= Set problem =
Write the material out again in full, word for word. Do not include the pictures.

Chart and figure data:
━━━━━━━━━━━━━━━━━━━━━━━━━━━━━━
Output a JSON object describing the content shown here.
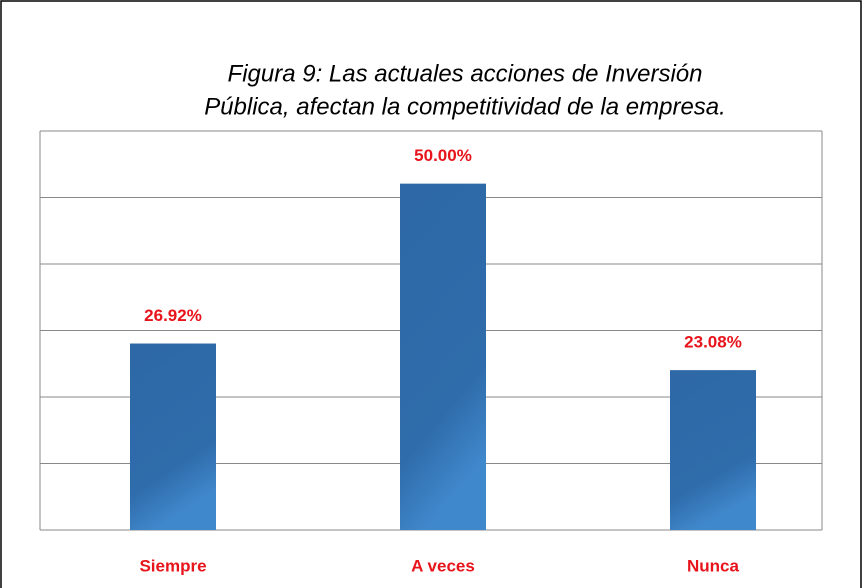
{
  "chart_data": {
    "type": "bar",
    "title": [
      "Figura 9: Las actuales acciones de Inversión",
      "Pública, afectan la competitividad de la empresa."
    ],
    "categories": [
      "Siempre",
      "A veces",
      "Nunca"
    ],
    "values": [
      26.92,
      50,
      23.08
    ],
    "value_labels": [
      "26.92%",
      "50.00%",
      "23.08%"
    ],
    "color": "#2f6cab",
    "label_color": "#e8141b",
    "ylim": [
      0,
      57.6
    ],
    "yticks": [
      0,
      9.6,
      19.2,
      28.8,
      38.4,
      48,
      57.6
    ],
    "grid": true
  }
}
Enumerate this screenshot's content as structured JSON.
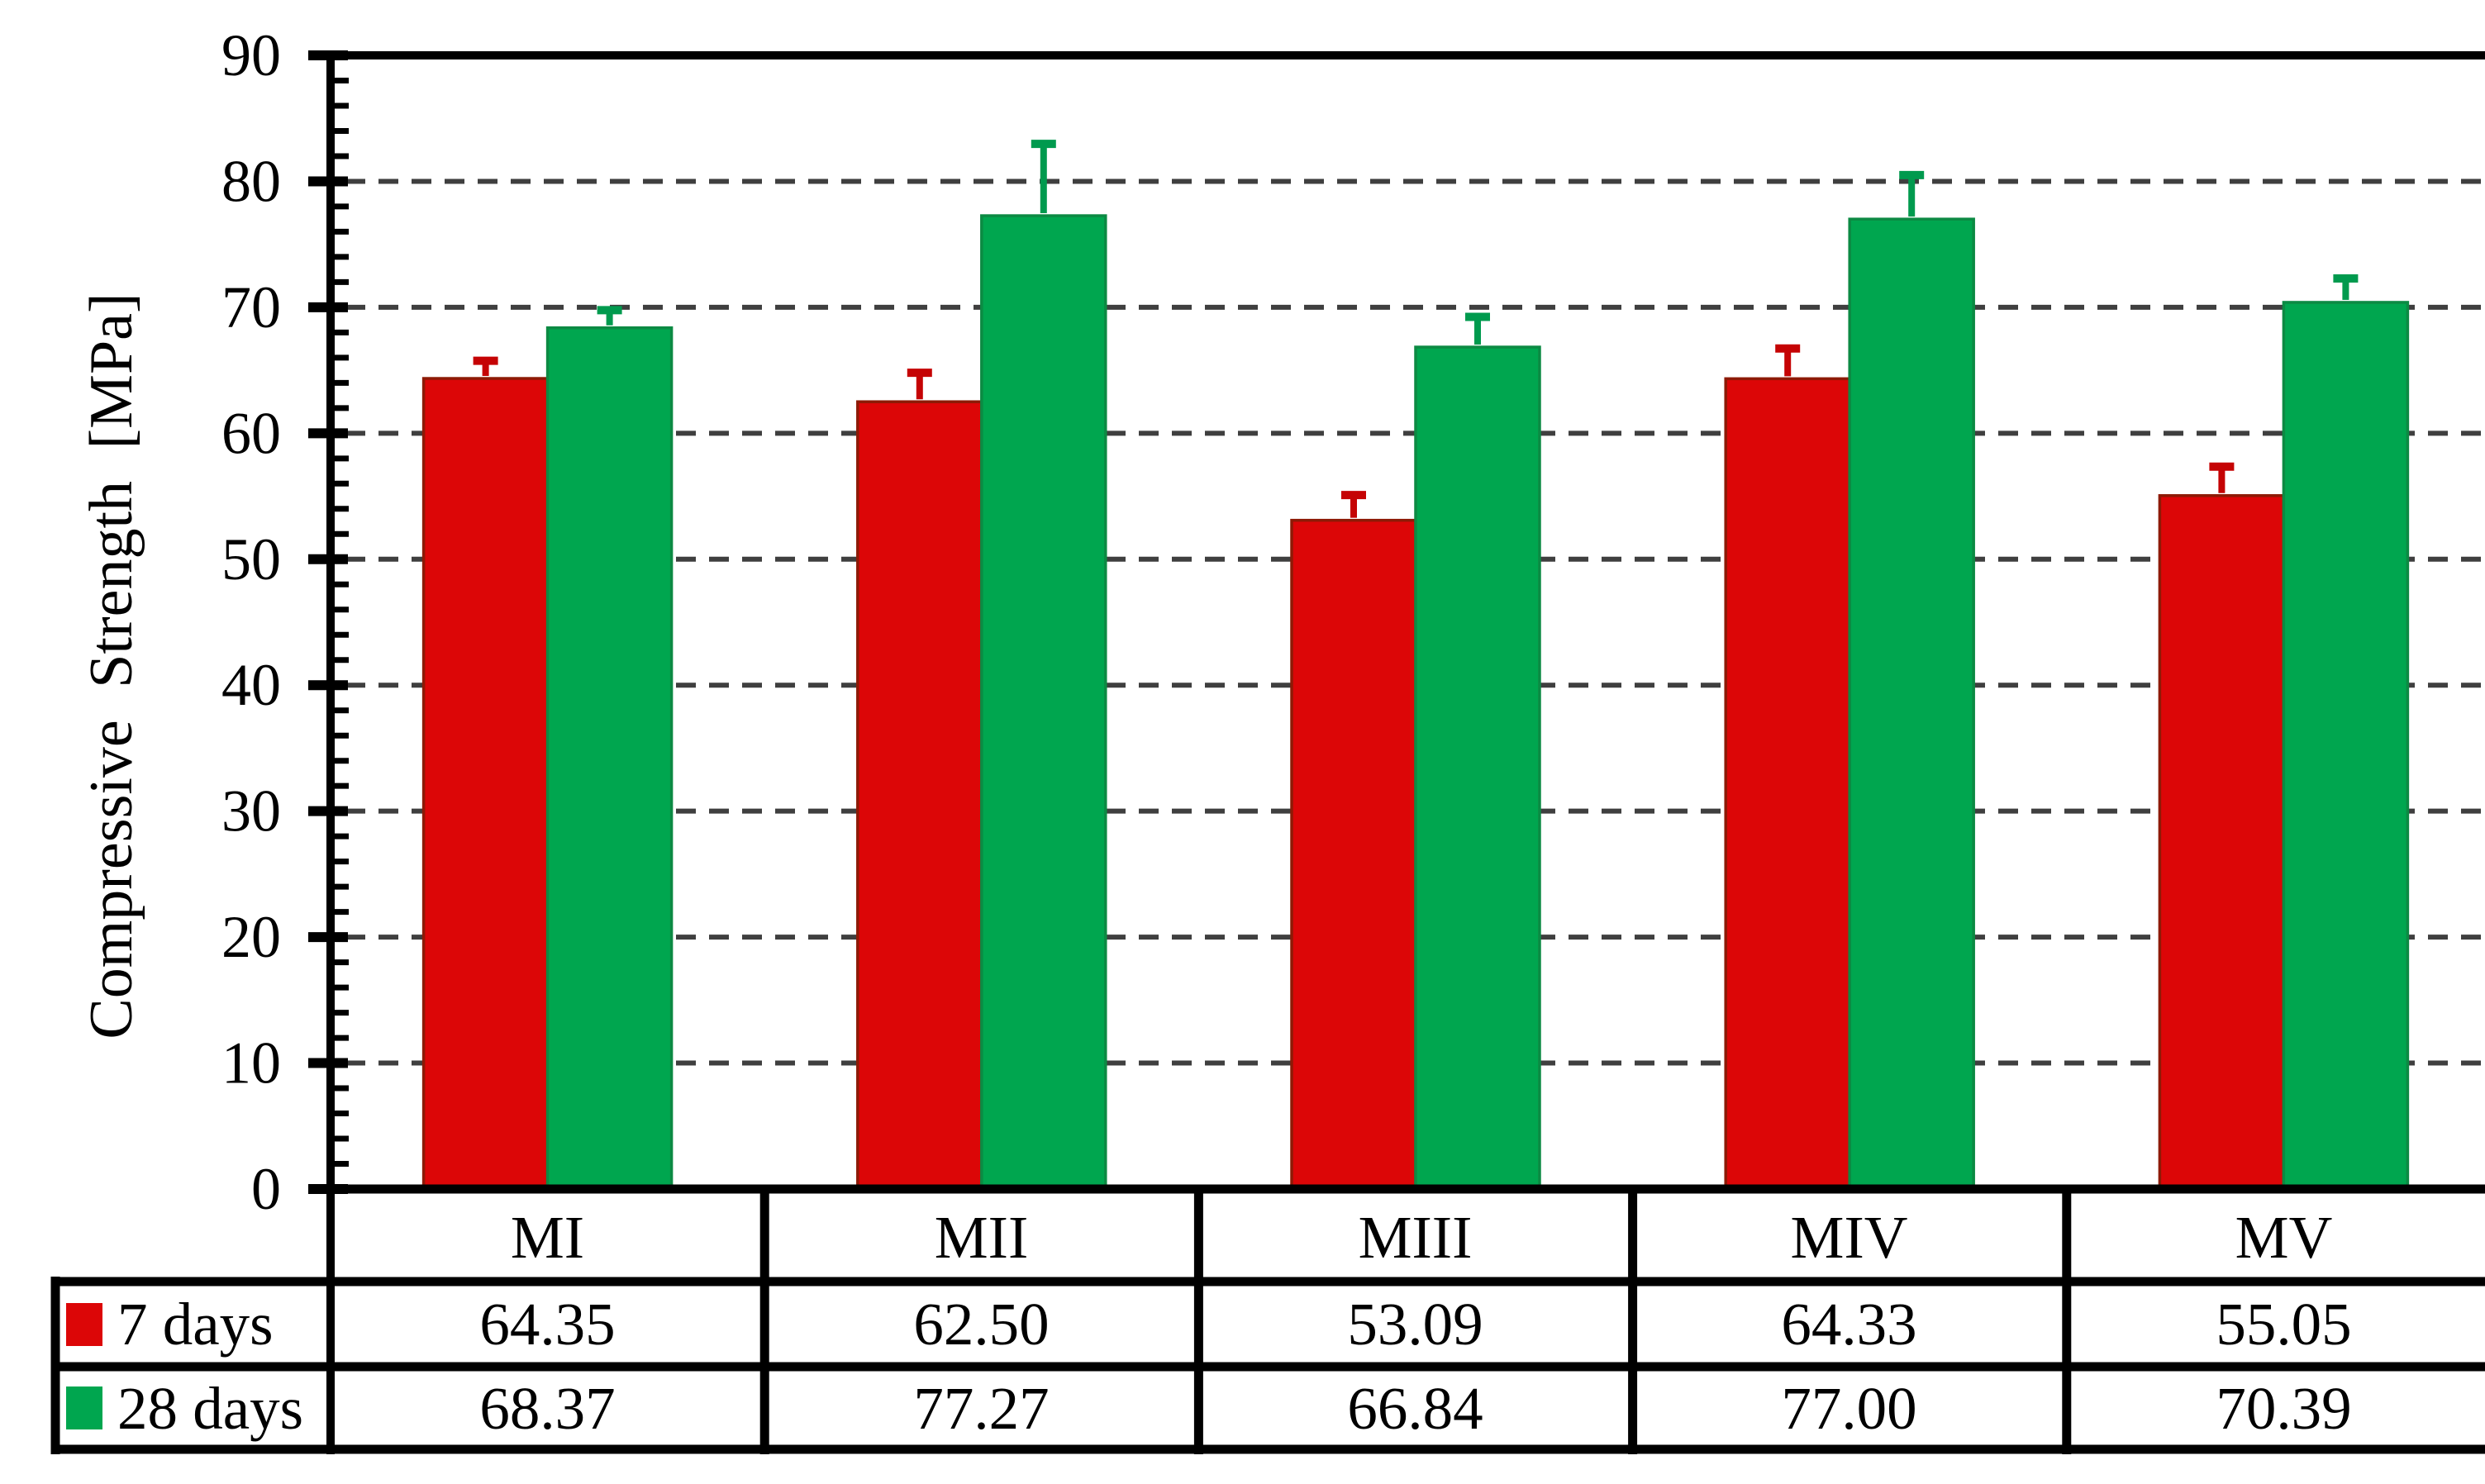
━━━━━━━━━━━━━━━━━━━━━━━━━━━━━━
= Response below =
Output a JSON object describing the content shown here.
{
  "chart_data": {
    "type": "bar",
    "title": [
      "Figura 9: Las actuales acciones de Inversión",
      "Pública, afectan la competitividad de la empresa."
    ],
    "categories": [
      "Siempre",
      "A veces",
      "Nunca"
    ],
    "values": [
      26.92,
      50,
      23.08
    ],
    "value_labels": [
      "26.92%",
      "50.00%",
      "23.08%"
    ],
    "color": "#2f6cab",
    "label_color": "#e8141b",
    "ylim": [
      0,
      57.6
    ],
    "yticks": [
      0,
      9.6,
      19.2,
      28.8,
      38.4,
      48,
      57.6
    ],
    "grid": true
  }
}
Enumerate this screenshot's content as structured JSON.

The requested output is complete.